TASK OBJECTIVE:
Reproduce the lecture notes on the stack and buffer overflows below in full, word for word.

----- READING TEXT -----

Lecture 10/11 - July 17

  • The stack is a section of memory which takes up the highest possible address space
    • Holds local variables and procedural context
    • It grows downwards, occupying lower addresses as it needs more space
    • The end of the stack is indicated by the address stored in the stack pointer %rsp
  • Stack pointer can be modified by subq and addq, allocation and deallocation
    • Doesn’t affect any data stored in memory
  • Stack pointer can also be modified with push src and pop dest
    • push decrements %rsp then copies data from source to %rsp
    • pop copies data from %rsp to dest, then increments %rsp
  • Calling conventions: ensure proecdures can pass data and control one another
    • We store a return value on the stack, pointer to what the caller should execute next
    • To pass control to another procedure we use the call label instruction
    • To return control we use the ret instruction
  • To pass arguments we must use specific registers
    • “Diane’s Silk Dress Cost $89” is a memonic
    • All other arguments must be placed on the stack in reverse order
  • The return value must be placed in %rax
    • This could be a pointer to the return value
  • Stack frames are a way of enabling recursion, dividing our stack into chunks
    • Each of these frames are for only one call
  • Stack frame layout:
    1. return address from call
    2. (optional) %rbp frame pointer, indicator of the beginning of the current frame
    3. Old register values need to be pushed, followed by local variables
    4. If this calls another procedure, more register values and arguments 7+
  • As any procedure can overwrite registers, we have register saving conventions
    • Calle-saved registers it is the callee’s responsibility to save the old value before using the register
      • Restores the old value before returning
    • Caller-saved registers it is the responsibility of the caller to save the old value before passing control

Lecture 12 - July 19

  • A buffer is a region of memory used to temporarly store data
  • A buffer overflow is writing past the end of the buffer into adjacent memory
  • Stack smashing is writing past the end of a local array in the stack
    • We can write back enough in the frame to overwrite the return address
  • gets() can write user input past the end of an array
  • Code injection:
    1. Write exploit code/binary and put it at the start of the buffer
    2. Pad to the end of the stack frame
    3. Replace return address with buffer address (exploit code)

----- DATA RECORDS -----

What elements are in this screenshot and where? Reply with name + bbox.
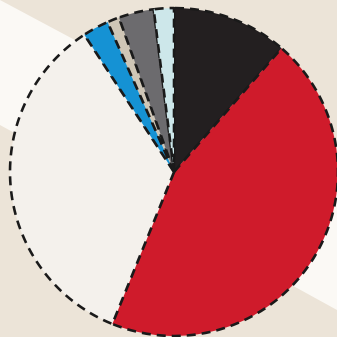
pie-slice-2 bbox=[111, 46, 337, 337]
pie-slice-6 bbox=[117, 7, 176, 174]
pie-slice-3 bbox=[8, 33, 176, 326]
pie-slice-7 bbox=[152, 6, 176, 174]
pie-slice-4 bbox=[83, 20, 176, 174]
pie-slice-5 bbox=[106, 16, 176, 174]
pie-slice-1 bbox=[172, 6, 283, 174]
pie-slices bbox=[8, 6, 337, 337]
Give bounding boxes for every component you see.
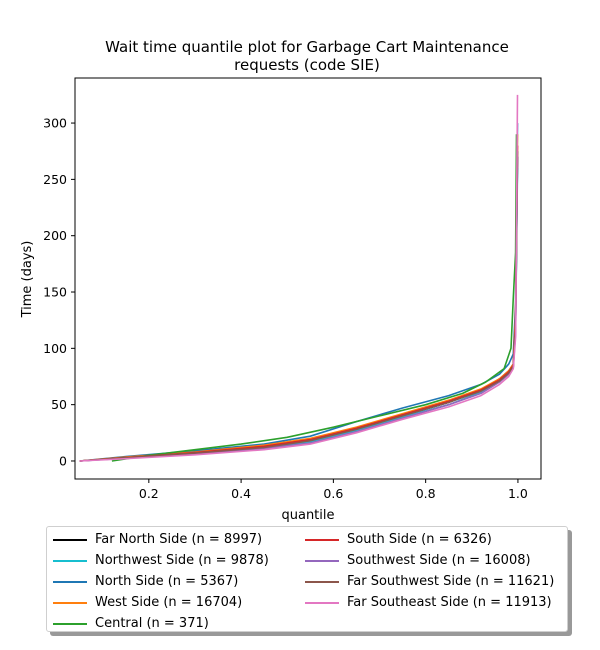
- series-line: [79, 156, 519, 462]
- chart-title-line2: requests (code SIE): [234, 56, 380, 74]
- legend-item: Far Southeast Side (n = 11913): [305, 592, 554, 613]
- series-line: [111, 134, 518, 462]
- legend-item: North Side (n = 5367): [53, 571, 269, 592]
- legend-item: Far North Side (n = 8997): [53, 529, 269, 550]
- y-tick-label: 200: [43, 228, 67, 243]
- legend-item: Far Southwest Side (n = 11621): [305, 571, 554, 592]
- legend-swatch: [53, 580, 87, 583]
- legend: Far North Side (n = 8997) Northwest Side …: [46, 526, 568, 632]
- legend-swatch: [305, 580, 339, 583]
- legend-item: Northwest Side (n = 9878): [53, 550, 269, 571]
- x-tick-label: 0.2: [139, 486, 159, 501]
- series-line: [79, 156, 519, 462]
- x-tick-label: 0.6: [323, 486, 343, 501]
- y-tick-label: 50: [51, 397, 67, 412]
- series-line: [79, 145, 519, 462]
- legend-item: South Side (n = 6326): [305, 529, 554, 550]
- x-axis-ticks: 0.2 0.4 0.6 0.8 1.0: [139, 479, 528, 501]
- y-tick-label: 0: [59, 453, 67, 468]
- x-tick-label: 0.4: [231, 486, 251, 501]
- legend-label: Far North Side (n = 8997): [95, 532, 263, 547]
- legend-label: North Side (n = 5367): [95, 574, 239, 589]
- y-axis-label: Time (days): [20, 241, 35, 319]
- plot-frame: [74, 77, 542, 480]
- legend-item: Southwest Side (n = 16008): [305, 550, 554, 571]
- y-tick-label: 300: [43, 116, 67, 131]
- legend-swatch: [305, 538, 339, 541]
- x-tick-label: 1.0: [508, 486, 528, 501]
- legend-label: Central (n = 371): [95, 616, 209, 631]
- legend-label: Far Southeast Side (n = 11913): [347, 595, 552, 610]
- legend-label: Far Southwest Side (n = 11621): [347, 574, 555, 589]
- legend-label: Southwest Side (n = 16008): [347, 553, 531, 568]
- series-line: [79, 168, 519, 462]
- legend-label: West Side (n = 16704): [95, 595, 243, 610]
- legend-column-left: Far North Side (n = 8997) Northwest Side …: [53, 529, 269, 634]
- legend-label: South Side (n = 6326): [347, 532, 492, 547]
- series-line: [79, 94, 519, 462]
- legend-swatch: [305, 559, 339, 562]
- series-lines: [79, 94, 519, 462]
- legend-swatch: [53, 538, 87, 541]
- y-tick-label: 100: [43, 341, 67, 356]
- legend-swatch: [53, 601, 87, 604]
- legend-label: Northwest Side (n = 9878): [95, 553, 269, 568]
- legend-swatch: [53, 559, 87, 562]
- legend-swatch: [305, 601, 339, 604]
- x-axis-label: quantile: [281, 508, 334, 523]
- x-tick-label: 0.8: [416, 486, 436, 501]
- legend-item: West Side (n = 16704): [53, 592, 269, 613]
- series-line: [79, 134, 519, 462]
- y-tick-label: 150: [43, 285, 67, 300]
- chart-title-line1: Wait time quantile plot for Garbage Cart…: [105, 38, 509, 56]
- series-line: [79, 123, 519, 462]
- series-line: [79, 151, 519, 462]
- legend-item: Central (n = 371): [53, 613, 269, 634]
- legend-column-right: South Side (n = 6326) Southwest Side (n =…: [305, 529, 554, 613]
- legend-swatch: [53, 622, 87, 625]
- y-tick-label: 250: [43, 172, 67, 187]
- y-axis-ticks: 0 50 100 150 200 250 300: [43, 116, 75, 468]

-----

RESPONSE:
Lecture 10/11 - July 17

  • The stack is a section of memory which takes up the highest possible address space
    • Holds local variables and procedural context
    • It grows downwards, occupying lower addresses as it needs more space
    • The end of the stack is indicated by the address stored in the stack pointer %rsp
  • Stack pointer can be modified by subq and addq, allocation and deallocation
    • Doesn’t affect any data stored in memory
  • Stack pointer can also be modified with push src and pop dest
    • push decrements %rsp then copies data from source to %rsp
    • pop copies data from %rsp to dest, then increments %rsp
  • Calling conventions: ensure proecdures can pass data and control one another
    • We store a return value on the stack, pointer to what the caller should execute next
    • To pass control to another procedure we use the call label instruction
    • To return control we use the ret instruction
  • To pass arguments we must use specific registers
    • “Diane’s Silk Dress Cost $89” is a memonic
    • All other arguments must be placed on the stack in reverse order
  • The return value must be placed in %rax
    • This could be a pointer to the return value
  • Stack frames are a way of enabling recursion, dividing our stack into chunks
    • Each of these frames are for only one call
  • Stack frame layout:
    1. return address from call
    2. (optional) %rbp frame pointer, indicator of the beginning of the current frame
    3. Old register values need to be pushed, followed by local variables
    4. If this calls another procedure, more register values and arguments 7+
  • As any procedure can overwrite registers, we have register saving conventions
    • Calle-saved registers it is the callee’s responsibility to save the old value before using the register
      • Restores the old value before returning
    • Caller-saved registers it is the responsibility of the caller to save the old value before passing control

Lecture 12 - July 19

  • A buffer is a region of memory used to temporarly store data
  • A buffer overflow is writing past the end of the buffer into adjacent memory
  • Stack smashing is writing past the end of a local array in the stack
    • We can write back enough in the frame to overwrite the return address
  • gets() can write user input past the end of an array
  • Code injection:
    1. Write exploit code/binary and put it at the start of the buffer
    2. Pad to the end of the stack frame
    3. Replace return address with buffer address (exploit code)